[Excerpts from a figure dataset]
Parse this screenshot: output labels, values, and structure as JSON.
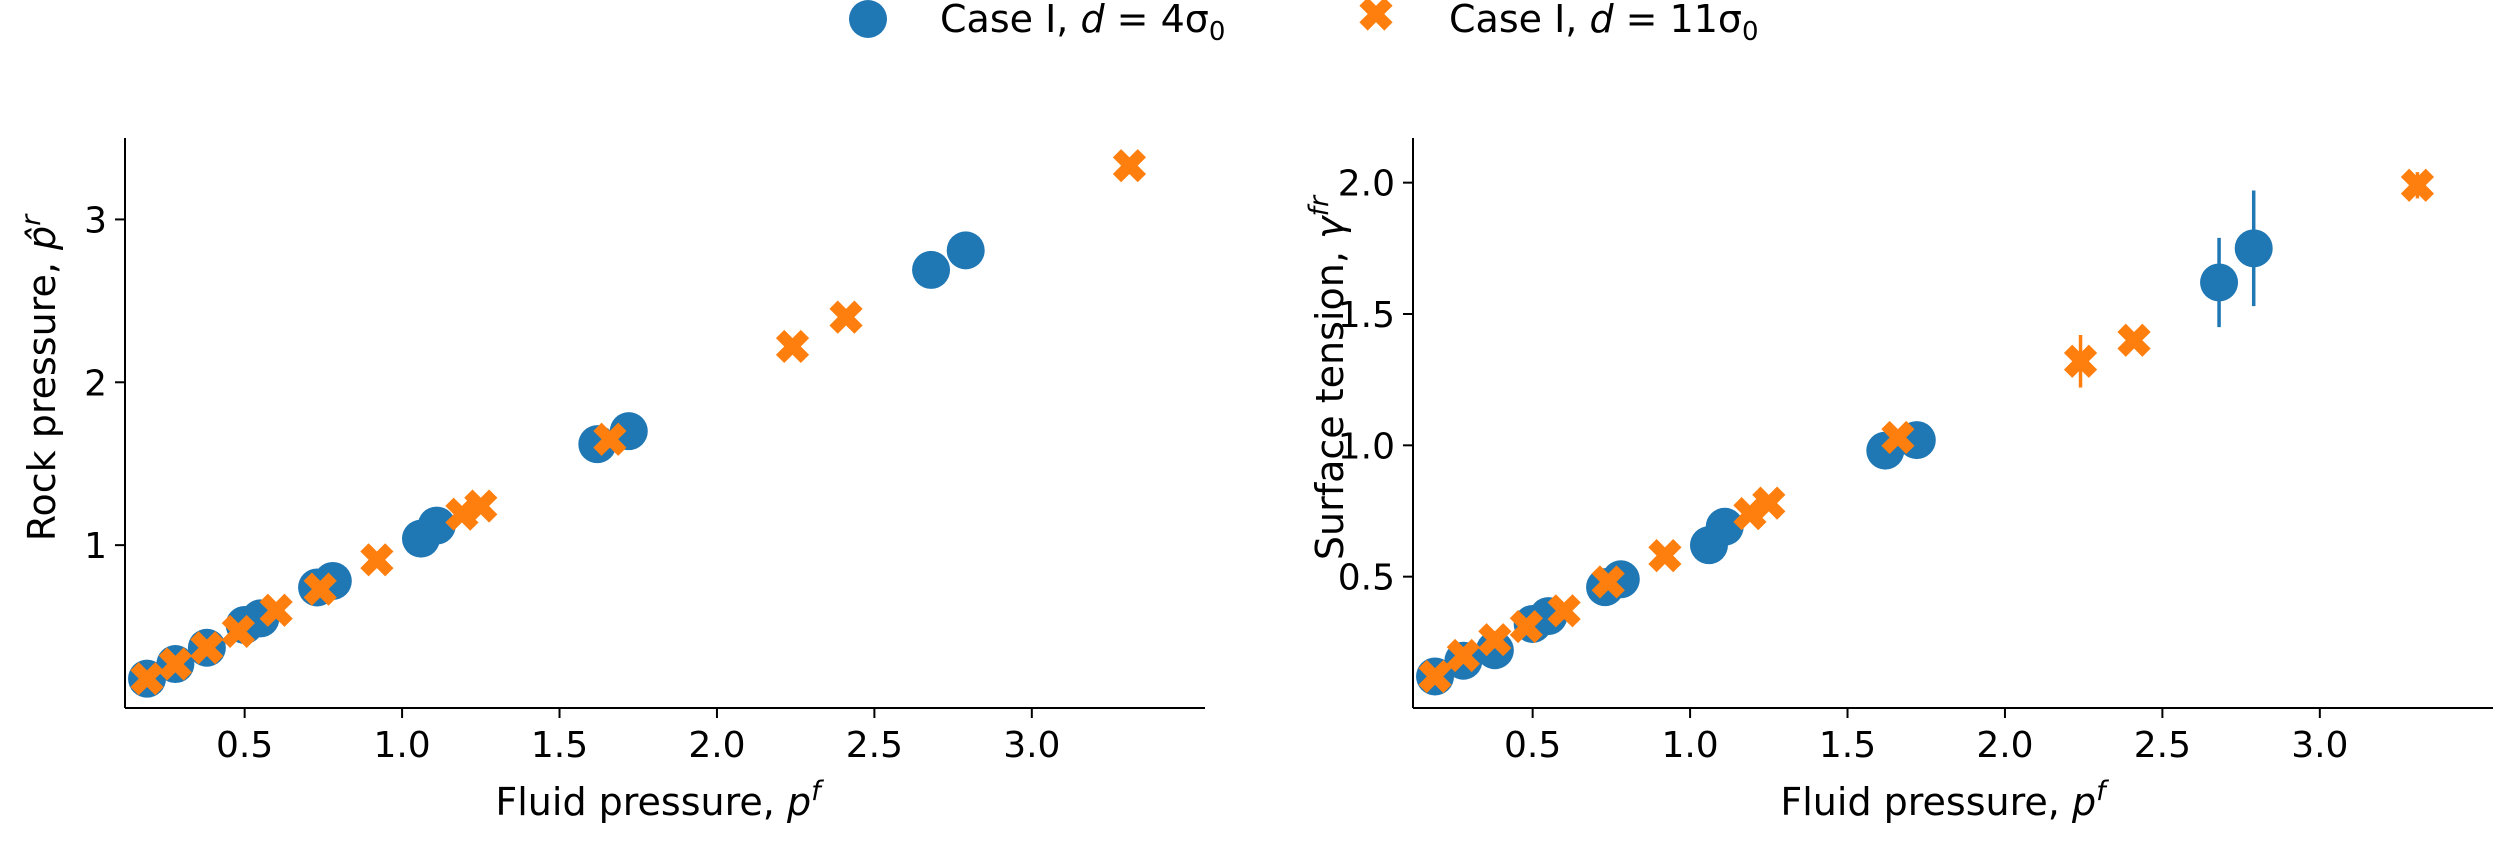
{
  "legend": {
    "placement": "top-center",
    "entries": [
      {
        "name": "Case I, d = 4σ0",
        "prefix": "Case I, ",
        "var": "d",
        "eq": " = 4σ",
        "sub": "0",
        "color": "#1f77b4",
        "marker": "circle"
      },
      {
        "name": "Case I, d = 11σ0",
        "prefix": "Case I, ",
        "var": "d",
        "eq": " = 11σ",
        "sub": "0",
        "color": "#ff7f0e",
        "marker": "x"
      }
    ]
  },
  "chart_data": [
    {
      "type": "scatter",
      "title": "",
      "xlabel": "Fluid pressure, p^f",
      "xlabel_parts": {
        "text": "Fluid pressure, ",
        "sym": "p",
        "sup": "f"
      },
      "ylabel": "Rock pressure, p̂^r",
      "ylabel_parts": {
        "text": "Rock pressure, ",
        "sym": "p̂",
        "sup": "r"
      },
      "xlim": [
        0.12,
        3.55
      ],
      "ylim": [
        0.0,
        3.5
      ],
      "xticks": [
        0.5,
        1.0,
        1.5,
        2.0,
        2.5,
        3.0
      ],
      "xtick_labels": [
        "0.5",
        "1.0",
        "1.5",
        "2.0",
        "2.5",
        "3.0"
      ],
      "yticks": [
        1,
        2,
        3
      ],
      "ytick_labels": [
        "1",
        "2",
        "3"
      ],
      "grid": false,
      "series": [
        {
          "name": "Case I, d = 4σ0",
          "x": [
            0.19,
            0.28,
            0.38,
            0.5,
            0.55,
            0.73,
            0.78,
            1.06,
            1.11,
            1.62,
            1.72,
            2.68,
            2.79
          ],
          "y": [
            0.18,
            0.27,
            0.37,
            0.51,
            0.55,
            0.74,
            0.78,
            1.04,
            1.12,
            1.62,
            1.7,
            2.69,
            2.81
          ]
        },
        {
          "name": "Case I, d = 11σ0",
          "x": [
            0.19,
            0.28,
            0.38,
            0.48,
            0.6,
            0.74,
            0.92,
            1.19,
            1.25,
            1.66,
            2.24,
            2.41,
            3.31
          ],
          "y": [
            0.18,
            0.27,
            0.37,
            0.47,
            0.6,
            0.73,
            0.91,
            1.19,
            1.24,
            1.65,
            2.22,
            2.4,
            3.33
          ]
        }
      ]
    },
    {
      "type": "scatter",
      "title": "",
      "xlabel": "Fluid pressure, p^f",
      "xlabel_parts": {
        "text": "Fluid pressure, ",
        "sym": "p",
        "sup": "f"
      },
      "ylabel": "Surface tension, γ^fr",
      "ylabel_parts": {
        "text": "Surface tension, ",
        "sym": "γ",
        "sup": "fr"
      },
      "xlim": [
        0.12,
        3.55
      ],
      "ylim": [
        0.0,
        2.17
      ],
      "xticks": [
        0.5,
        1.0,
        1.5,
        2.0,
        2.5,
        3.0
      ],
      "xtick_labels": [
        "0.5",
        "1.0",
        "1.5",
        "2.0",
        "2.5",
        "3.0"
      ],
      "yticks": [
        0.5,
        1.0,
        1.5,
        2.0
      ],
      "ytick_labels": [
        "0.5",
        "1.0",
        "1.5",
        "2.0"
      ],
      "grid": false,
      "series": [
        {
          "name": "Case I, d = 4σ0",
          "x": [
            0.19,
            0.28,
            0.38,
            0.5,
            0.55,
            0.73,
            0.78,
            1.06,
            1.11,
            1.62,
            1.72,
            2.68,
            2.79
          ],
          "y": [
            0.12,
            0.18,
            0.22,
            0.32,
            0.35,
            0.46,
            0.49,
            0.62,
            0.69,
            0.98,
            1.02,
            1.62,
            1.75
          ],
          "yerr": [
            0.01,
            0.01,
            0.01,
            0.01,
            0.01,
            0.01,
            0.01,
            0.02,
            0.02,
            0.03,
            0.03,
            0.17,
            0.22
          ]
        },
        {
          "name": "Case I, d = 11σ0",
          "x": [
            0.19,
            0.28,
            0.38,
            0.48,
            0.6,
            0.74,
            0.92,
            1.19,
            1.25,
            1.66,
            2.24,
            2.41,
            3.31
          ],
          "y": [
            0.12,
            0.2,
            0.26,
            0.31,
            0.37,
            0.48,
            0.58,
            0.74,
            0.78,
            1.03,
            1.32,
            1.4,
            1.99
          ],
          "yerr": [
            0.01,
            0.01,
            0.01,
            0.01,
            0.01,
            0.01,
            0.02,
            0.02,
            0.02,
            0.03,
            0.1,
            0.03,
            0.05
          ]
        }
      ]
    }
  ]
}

*Request*: Go through the preceding material and copy each line that has the word "tension".

*The result*:
      "ylabel": "Surface tension, γ^fr",
        "text": "Surface tension, ",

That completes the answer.